══ Given data ══

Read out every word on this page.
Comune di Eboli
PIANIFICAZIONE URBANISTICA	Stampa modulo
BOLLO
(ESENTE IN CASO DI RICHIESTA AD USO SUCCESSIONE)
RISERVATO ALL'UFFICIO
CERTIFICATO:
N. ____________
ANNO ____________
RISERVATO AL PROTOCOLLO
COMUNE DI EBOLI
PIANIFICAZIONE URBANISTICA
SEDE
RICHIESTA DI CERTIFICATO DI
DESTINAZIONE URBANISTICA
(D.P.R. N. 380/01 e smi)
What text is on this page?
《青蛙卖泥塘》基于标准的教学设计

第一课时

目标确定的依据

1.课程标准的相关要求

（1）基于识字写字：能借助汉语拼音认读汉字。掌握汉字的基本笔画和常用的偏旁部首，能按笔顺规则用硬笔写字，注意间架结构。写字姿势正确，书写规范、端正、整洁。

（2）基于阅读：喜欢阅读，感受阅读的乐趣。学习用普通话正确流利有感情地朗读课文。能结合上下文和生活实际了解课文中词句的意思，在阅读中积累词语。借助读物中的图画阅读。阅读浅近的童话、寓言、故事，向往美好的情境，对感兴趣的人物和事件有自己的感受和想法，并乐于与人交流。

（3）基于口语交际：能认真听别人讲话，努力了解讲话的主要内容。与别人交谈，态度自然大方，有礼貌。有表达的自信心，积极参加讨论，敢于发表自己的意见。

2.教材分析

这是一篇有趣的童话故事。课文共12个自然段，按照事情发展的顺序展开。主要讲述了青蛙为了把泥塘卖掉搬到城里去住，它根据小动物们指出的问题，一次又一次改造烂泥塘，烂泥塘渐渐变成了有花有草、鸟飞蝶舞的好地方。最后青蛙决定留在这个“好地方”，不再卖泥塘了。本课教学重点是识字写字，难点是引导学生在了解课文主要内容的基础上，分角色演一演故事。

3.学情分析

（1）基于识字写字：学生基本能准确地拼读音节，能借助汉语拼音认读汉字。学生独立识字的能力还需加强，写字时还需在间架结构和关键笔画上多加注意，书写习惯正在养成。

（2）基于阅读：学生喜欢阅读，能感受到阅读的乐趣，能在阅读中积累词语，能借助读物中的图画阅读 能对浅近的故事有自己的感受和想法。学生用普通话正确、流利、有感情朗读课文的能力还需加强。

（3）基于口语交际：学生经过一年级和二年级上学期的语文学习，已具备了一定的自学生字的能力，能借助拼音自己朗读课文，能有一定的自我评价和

═══

Aim ▸ Return each line of the records above exactly as it reads.

Solution for this problem ▸
Read out every word on this page.
Comune di Eboli
PIANIFICAZIONE URBANISTICA	Stampa modulo
BOLLO
(ESENTE IN CASO DI RICHIESTA AD USO SUCCESSIONE)
RISERVATO ALL'UFFICIO
CERTIFICATO:
N. ____________
ANNO ____________
RISERVATO AL PROTOCOLLO
COMUNE DI EBOLI
PIANIFICAZIONE URBANISTICA
SEDE
RICHIESTA DI CERTIFICATO DI
DESTINAZIONE URBANISTICA
(D.P.R. N. 380/01 e smi)
What text is on this page?
《青蛙卖泥塘》基于标准的教学设计

第一课时

目标确定的依据

1.课程标准的相关要求

（1）基于识字写字：能借助汉语拼音认读汉字。掌握汉字的基本笔画和常用的偏旁部首，能按笔顺规则用硬笔写字，注意间架结构。写字姿势正确，书写规范、端正、整洁。

（2）基于阅读：喜欢阅读，感受阅读的乐趣。学习用普通话正确流利有感情地朗读课文。能结合上下文和生活实际了解课文中词句的意思，在阅读中积累词语。借助读物中的图画阅读。阅读浅近的童话、寓言、故事，向往美好的情境，对感兴趣的人物和事件有自己的感受和想法，并乐于与人交流。

（3）基于口语交际：能认真听别人讲话，努力了解讲话的主要内容。与别人交谈，态度自然大方，有礼貌。有表达的自信心，积极参加讨论，敢于发表自己的意见。

2.教材分析

这是一篇有趣的童话故事。课文共12个自然段，按照事情发展的顺序展开。主要讲述了青蛙为了把泥塘卖掉搬到城里去住，它根据小动物们指出的问题，一次又一次改造烂泥塘，烂泥塘渐渐变成了有花有草、鸟飞蝶舞的好地方。最后青蛙决定留在这个“好地方”，不再卖泥塘了。本课教学重点是识字写字，难点是引导学生在了解课文主要内容的基础上，分角色演一演故事。

3.学情分析

（1）基于识字写字：学生基本能准确地拼读音节，能借助汉语拼音认读汉字。学生独立识字的能力还需加强，写字时还需在间架结构和关键笔画上多加注意，书写习惯正在养成。

（2）基于阅读：学生喜欢阅读，能感受到阅读的乐趣，能在阅读中积累词语，能借助读物中的图画阅读 能对浅近的故事有自己的感受和想法。学生用普通话正确、流利、有感情朗读课文的能力还需加强。

（3）基于口语交际：学生经过一年级和二年级上学期的语文学习，已具备了一定的自学生字的能力，能借助拼音自己朗读课文，能有一定的自我评价和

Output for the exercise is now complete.